──────── Records shown
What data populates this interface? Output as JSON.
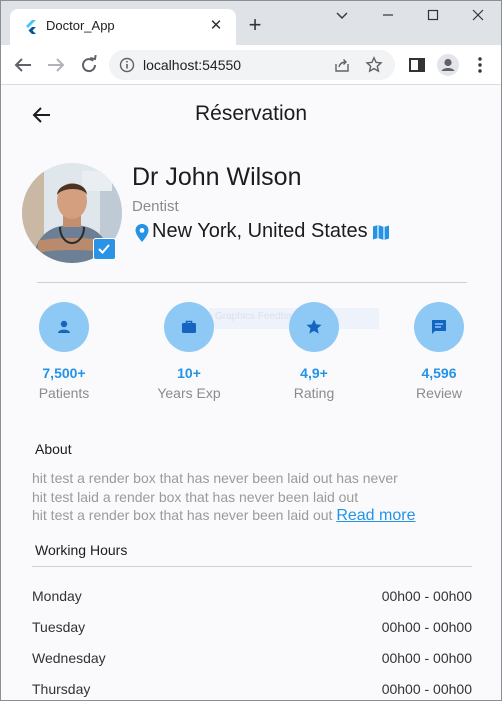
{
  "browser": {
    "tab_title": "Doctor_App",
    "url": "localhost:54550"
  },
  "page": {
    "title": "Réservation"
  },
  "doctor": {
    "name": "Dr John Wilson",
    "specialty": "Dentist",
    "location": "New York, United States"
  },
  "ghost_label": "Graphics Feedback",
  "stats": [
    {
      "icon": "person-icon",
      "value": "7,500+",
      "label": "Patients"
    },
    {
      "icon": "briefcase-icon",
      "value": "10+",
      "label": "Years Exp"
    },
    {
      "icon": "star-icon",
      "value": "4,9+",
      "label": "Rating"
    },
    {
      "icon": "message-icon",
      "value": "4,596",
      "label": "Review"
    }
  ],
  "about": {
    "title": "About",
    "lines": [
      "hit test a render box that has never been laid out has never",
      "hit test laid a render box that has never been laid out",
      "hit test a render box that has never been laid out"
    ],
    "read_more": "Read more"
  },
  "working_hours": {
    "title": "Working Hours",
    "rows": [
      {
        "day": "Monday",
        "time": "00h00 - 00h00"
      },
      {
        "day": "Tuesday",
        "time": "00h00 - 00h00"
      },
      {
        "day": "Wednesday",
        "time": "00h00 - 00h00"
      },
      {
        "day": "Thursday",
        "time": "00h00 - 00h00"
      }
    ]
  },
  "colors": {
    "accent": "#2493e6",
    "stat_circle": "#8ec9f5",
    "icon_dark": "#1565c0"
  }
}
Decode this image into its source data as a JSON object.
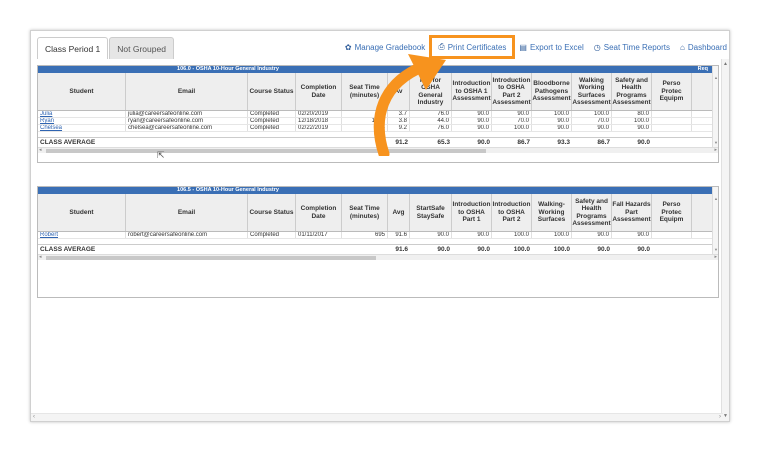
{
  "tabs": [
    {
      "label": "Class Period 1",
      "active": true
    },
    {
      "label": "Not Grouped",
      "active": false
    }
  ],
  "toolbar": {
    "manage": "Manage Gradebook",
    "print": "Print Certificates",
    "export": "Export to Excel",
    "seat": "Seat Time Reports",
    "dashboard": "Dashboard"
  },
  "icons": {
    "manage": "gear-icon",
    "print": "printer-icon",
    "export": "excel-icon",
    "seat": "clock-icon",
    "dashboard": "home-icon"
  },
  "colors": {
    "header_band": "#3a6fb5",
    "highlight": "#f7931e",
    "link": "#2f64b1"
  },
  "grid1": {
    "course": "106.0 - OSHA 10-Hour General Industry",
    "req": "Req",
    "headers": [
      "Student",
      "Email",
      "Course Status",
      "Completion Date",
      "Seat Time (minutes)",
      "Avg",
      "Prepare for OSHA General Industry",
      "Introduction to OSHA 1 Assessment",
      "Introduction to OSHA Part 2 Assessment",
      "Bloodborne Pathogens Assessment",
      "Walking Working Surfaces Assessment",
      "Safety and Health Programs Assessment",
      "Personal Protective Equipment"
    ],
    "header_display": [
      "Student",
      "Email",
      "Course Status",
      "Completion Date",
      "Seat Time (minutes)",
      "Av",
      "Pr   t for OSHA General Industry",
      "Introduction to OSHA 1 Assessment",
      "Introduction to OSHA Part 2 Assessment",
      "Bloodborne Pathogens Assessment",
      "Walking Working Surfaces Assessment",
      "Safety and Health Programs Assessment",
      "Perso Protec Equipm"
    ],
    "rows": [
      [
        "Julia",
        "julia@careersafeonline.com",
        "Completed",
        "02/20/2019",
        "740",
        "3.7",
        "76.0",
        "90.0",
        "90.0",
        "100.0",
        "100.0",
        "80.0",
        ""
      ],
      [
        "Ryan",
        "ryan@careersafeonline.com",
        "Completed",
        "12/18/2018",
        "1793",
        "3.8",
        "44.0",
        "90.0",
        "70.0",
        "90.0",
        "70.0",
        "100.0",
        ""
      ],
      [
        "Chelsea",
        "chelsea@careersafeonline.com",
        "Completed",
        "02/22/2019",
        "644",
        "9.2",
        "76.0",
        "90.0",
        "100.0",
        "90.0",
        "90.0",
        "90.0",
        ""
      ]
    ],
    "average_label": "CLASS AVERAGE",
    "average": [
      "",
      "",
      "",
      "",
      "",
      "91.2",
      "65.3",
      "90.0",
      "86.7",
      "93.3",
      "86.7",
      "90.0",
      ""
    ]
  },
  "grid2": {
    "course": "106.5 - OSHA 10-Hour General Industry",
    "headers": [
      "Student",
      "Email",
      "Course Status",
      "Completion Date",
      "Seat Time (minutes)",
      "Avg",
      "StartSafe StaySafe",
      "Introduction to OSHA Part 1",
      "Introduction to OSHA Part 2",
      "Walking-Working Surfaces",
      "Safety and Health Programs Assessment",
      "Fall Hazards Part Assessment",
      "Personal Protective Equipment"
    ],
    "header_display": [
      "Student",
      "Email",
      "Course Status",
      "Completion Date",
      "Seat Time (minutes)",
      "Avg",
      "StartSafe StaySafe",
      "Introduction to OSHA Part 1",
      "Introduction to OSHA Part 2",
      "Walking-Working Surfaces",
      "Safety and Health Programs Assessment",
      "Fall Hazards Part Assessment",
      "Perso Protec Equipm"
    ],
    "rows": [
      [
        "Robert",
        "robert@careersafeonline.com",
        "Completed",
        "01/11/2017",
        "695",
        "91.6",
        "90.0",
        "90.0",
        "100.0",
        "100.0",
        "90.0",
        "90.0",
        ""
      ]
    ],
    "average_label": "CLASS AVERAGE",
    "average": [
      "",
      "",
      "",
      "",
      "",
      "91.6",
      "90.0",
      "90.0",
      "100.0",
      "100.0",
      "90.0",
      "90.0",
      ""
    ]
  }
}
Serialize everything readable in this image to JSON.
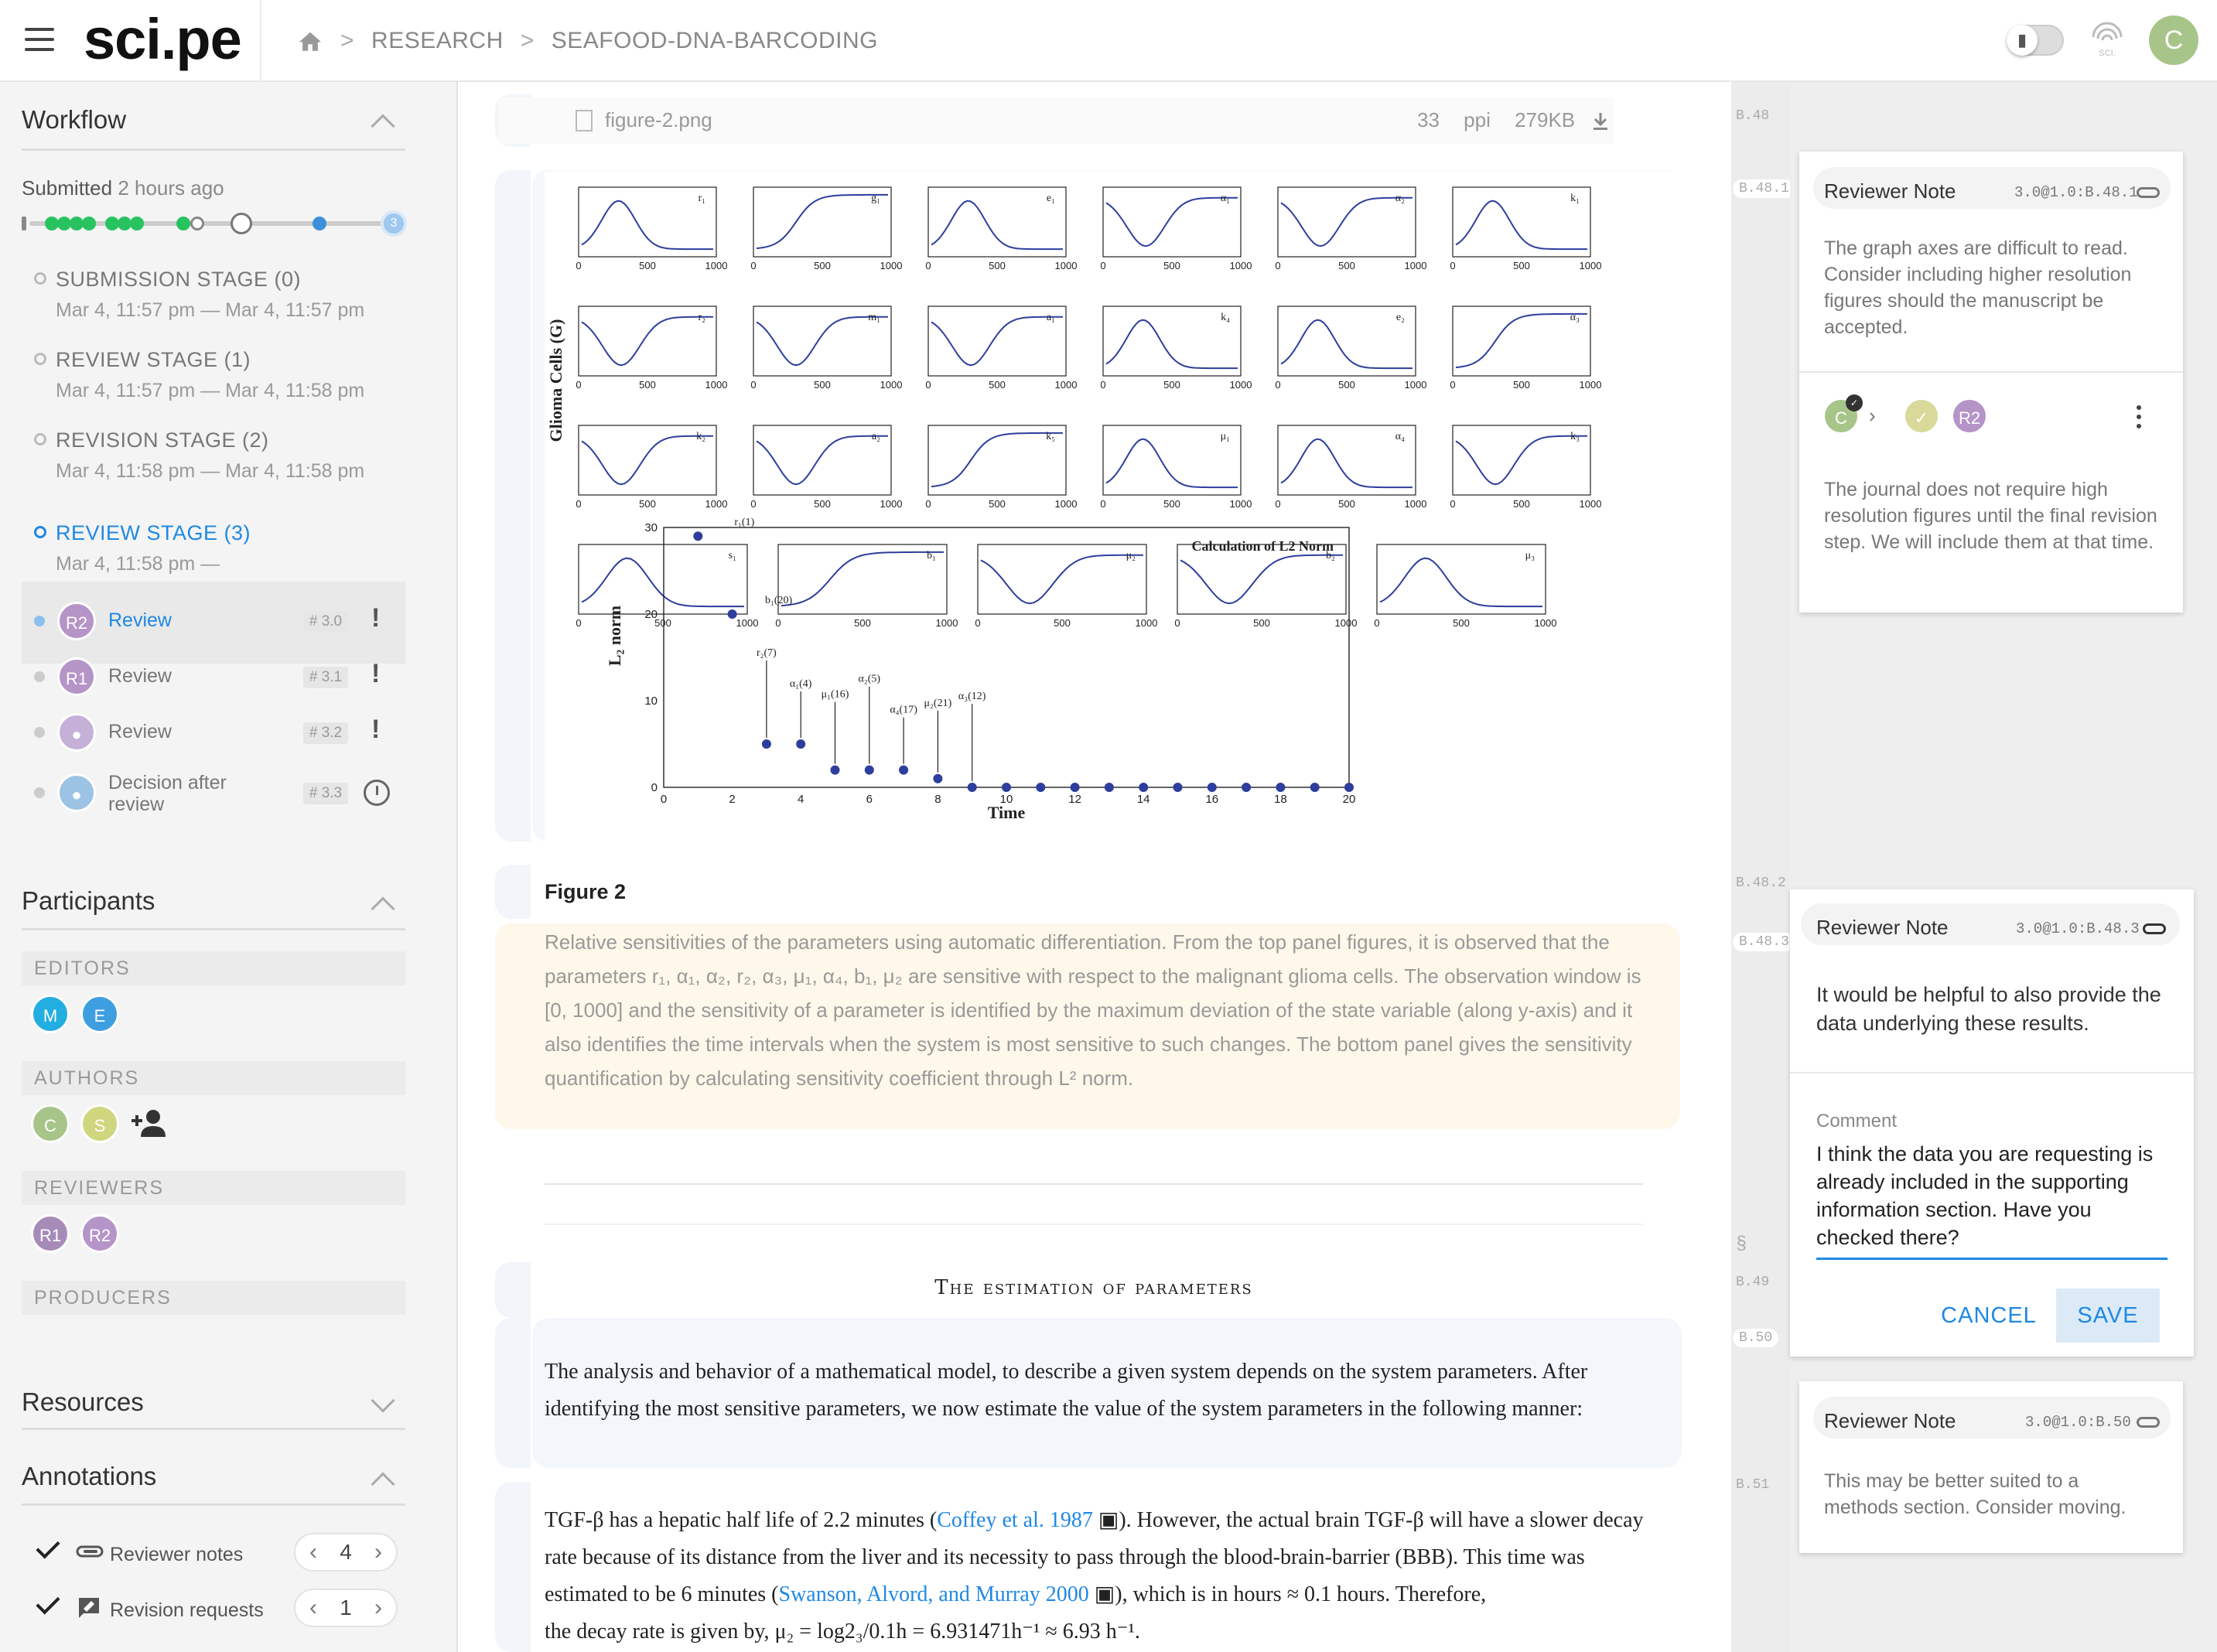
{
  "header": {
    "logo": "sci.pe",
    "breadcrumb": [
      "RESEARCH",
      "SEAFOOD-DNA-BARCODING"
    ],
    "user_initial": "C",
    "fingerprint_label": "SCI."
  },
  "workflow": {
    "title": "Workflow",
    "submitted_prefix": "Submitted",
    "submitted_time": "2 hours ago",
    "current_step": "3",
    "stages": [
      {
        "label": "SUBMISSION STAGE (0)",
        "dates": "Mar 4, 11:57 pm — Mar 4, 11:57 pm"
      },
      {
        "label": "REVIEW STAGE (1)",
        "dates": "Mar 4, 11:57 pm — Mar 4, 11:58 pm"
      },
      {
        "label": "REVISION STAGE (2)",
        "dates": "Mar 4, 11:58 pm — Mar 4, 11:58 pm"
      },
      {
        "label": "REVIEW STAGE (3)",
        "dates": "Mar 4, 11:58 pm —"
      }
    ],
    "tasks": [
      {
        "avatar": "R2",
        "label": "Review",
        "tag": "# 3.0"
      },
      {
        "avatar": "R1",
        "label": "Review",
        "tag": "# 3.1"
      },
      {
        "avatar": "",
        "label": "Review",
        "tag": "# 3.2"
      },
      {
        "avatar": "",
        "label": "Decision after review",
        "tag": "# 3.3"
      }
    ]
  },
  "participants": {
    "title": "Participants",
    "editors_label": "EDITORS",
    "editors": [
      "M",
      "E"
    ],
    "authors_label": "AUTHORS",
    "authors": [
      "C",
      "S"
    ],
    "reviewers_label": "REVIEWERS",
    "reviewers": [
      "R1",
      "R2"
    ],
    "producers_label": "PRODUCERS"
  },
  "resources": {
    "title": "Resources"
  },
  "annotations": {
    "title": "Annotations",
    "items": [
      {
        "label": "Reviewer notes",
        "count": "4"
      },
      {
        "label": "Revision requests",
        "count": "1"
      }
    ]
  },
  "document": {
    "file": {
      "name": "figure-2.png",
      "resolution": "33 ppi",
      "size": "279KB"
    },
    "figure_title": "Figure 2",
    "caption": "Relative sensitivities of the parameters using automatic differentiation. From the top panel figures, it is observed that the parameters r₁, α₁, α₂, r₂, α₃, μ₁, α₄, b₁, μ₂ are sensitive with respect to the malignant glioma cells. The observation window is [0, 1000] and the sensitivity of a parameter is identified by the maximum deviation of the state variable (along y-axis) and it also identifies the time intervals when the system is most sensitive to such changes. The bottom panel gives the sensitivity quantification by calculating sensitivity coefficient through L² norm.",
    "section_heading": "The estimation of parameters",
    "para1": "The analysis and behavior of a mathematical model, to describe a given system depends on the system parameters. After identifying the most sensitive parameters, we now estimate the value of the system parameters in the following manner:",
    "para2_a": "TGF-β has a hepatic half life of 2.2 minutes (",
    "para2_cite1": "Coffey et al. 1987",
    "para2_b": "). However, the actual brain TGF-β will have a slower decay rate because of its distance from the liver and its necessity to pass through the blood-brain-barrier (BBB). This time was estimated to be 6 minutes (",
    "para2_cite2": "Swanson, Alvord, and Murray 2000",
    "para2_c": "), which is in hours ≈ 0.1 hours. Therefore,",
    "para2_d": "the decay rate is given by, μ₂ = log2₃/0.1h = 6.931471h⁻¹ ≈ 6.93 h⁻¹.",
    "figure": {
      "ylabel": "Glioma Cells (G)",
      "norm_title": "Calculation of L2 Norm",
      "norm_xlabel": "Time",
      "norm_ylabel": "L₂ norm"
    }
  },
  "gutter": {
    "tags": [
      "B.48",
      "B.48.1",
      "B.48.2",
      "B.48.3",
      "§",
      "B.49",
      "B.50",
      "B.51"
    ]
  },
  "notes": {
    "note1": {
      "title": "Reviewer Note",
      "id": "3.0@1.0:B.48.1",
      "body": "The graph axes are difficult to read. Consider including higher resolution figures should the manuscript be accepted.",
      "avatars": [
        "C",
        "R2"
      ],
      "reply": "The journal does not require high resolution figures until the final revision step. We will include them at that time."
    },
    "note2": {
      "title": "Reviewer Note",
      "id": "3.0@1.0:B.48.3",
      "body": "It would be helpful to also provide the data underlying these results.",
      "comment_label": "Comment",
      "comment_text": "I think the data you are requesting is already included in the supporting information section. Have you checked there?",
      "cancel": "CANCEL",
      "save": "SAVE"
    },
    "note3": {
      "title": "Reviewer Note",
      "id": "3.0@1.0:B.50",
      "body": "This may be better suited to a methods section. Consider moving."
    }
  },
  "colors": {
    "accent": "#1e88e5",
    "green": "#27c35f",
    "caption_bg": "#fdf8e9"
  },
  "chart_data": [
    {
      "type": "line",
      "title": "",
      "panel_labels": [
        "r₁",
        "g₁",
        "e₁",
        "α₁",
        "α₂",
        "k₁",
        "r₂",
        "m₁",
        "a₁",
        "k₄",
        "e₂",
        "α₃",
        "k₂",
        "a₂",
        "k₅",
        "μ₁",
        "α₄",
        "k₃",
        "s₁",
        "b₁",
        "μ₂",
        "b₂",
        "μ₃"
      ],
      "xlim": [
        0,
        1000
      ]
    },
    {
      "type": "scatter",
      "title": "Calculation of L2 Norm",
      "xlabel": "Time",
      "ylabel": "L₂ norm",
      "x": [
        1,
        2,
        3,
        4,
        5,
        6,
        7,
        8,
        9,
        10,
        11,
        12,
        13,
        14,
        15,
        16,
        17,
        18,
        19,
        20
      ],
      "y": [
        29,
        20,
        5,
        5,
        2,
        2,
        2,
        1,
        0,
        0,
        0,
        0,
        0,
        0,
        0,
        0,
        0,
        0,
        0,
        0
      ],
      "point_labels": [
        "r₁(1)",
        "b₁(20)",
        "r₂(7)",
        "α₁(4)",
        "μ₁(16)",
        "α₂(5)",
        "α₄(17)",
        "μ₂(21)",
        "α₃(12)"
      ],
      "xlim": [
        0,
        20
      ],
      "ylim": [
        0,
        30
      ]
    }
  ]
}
────────────────
▸ Work instruction:
In the records above, find each line holding "body" and copy it.

▸ Exercise solution:
      "body": "The graph axes are difficult to read. Consider including higher resolution figures should the manuscript be accepted.",
      "body": "It would be helpful to also provide the data underlying these results.",
      "body": "This may be better suited to a methods section. Consider moving."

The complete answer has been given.